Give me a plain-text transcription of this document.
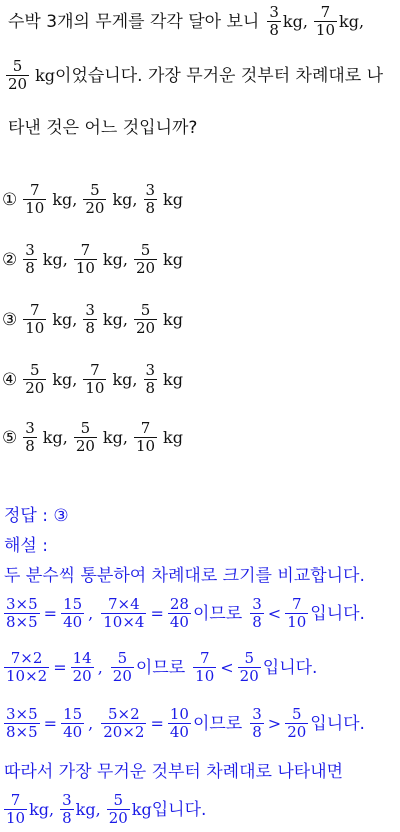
수박 3개의 무게를 각각 달아 보니 $\frac{3}{8}$ kg , $\frac{7}{10}$ kg ,
$\frac{5}{20}$ kg 이었습니다. 가장 무거운 것부터 차례대로 나
타낸 것은 어느 것입니까?
① $\frac{7}{10}$ kg , $\frac{5}{20}$ kg , $\frac{3}{8}$ kg
② $\frac{3}{8}$ kg , $\frac{7}{10}$ kg , $\frac{5}{20}$ kg
③ $\frac{7}{10}$ kg , $\frac{3}{8}$ kg , $\frac{5}{20}$ kg
④ $\frac{5}{20}$ kg , $\frac{7}{10}$ kg , $\frac{3}{8}$ kg
⑤ $\frac{3}{8}$ kg , $\frac{5}{20}$ kg , $\frac{7}{10}$ kg
정답 : ③
해설 :
두 분수씩 통분하여 차례대로 크기를 비교합니다.
$\frac{3\times 5}{8\times 5} = \frac{15}{40}$ , $\frac{7\times 4}{10\times 4} = \frac{28}{40}$ 이므로 $\frac{3}{8} < \frac{7}{10}$ 입니다.
$\frac{7\times 2}{10\times 2} = \frac{14}{20}$ , $\frac{5}{20}$ 이므로 $\frac{7}{10} < \frac{5}{20}$ 입니다.
$\frac{3\times 5}{8\times 5} = \frac{15}{40}$ , $\frac{5\times 2}{20\times 2} = \frac{10}{40}$ 이므로 $\frac{3}{8} > \frac{5}{20}$ 입니다.
따라서 가장 무거운 것부터 차례대로 나타내면
$\frac{7}{10}$ kg , $\frac{3}{8}$ kg , $\frac{5}{20}$ kg 입니다.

**Short exercise**:
Find every line above that contains the word "차례대로", and return each one.

**Correct response**:
$\frac{5}{20}$ kg 이었습니다. 가장 무거운 것부터 차례대로 나
두 분수씩 통분하여 차례대로 크기를 비교합니다.
따라서 가장 무거운 것부터 차례대로 나타내면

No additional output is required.